__Short task__:
Count the lines below that include the word "title" and write that number alone.

__Dataset excerpts__:
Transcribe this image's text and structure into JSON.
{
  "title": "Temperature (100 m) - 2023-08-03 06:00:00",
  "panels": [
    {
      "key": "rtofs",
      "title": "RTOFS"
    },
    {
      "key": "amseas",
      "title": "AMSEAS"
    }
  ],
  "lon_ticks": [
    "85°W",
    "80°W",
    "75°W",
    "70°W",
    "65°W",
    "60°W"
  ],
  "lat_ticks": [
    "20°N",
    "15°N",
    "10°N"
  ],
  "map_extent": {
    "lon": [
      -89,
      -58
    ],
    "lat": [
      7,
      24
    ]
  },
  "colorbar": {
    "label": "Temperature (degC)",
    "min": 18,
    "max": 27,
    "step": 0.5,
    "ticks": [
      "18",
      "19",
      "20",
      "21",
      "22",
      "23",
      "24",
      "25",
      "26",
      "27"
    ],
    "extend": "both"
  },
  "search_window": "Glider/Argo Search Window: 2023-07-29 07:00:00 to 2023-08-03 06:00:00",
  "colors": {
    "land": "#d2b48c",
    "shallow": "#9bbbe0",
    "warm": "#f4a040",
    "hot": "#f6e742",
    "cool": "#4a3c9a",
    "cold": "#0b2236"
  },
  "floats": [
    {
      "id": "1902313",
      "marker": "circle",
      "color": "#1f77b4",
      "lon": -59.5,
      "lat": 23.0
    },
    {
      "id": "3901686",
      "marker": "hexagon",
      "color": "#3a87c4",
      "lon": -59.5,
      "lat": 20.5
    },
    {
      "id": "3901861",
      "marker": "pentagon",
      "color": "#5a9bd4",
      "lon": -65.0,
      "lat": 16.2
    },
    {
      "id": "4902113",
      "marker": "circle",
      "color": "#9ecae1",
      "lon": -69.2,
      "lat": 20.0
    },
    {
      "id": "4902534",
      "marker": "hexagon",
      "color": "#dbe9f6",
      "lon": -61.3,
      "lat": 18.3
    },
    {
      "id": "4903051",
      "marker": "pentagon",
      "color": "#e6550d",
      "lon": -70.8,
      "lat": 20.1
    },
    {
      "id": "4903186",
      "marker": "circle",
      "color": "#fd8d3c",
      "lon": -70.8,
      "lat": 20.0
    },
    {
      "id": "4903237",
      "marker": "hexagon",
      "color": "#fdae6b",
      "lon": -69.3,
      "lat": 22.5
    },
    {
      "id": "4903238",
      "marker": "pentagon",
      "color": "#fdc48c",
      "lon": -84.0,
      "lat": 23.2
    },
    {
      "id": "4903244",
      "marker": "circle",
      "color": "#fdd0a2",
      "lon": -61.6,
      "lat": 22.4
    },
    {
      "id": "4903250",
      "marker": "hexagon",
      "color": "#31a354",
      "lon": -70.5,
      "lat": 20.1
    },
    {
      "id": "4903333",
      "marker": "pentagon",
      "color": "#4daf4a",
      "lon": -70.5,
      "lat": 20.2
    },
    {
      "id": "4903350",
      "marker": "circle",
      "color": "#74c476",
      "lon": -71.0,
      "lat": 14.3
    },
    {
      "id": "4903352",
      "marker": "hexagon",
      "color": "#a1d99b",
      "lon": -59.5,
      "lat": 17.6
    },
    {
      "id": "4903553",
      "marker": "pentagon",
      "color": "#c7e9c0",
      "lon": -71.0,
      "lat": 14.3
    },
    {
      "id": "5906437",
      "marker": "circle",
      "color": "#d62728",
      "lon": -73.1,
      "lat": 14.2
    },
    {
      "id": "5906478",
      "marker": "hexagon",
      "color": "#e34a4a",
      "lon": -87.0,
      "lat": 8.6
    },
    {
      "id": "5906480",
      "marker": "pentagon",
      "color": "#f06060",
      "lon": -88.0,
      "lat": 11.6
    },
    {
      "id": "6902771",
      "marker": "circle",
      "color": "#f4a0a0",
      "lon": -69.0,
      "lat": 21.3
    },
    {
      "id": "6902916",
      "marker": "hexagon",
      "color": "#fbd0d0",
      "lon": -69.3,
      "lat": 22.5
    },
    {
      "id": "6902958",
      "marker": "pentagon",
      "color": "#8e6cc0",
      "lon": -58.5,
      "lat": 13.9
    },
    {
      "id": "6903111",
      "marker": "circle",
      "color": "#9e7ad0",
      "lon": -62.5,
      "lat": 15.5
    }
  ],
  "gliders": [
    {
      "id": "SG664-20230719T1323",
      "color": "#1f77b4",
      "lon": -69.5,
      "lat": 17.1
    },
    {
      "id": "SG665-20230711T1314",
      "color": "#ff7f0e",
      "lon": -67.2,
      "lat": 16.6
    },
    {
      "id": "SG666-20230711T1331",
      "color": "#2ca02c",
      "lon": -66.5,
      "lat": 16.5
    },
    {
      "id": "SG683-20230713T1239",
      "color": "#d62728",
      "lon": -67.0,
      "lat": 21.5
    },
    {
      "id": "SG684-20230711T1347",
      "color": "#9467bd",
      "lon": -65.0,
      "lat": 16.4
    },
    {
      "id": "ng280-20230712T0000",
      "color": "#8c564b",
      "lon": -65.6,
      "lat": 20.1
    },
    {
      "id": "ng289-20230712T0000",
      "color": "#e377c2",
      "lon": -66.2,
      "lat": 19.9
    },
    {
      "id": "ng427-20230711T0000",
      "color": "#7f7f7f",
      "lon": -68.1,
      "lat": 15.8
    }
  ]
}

__Final answer__:
3